Saved data entries

╭──

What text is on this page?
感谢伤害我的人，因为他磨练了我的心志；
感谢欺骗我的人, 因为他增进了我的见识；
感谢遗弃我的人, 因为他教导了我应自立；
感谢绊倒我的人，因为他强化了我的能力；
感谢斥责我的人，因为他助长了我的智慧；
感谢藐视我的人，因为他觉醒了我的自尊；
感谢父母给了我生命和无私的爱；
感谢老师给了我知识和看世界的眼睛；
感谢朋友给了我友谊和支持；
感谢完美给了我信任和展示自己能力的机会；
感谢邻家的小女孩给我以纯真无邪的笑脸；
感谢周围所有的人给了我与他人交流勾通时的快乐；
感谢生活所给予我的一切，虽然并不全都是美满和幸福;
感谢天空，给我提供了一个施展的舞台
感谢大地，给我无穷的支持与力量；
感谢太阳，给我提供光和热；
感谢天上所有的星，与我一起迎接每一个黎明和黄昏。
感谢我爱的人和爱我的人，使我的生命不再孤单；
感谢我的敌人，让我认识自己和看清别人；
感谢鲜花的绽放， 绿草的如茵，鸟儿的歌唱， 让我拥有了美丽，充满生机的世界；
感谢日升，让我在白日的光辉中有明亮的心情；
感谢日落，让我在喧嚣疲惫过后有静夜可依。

╰──

## Problem to work on
Transcribe every entry word for word.

## Task solution
What text is on this page?
感谢伤害我的人，因为他磨练了我的心志；
感谢欺骗我的人, 因为他增进了我的见识；
感谢遗弃我的人, 因为他教导了我应自立；
感谢绊倒我的人，因为他强化了我的能力；
感谢斥责我的人，因为他助长了我的智慧；
感谢藐视我的人，因为他觉醒了我的自尊；
感谢父母给了我生命和无私的爱；
感谢老师给了我知识和看世界的眼睛；
感谢朋友给了我友谊和支持；
感谢完美给了我信任和展示自己能力的机会；
感谢邻家的小女孩给我以纯真无邪的笑脸；
感谢周围所有的人给了我与他人交流勾通时的快乐；
感谢生活所给予我的一切，虽然并不全都是美满和幸福;
感谢天空，给我提供了一个施展的舞台
感谢大地，给我无穷的支持与力量；
感谢太阳，给我提供光和热；
感谢天上所有的星，与我一起迎接每一个黎明和黄昏。
感谢我爱的人和爱我的人，使我的生命不再孤单；
感谢我的敌人，让我认识自己和看清别人；
感谢鲜花的绽放， 绿草的如茵，鸟儿的歌唱， 让我拥有了美丽，充满生机的世界；
感谢日升，让我在白日的光辉中有明亮的心情；
感谢日落，让我在喧嚣疲惫过后有静夜可依。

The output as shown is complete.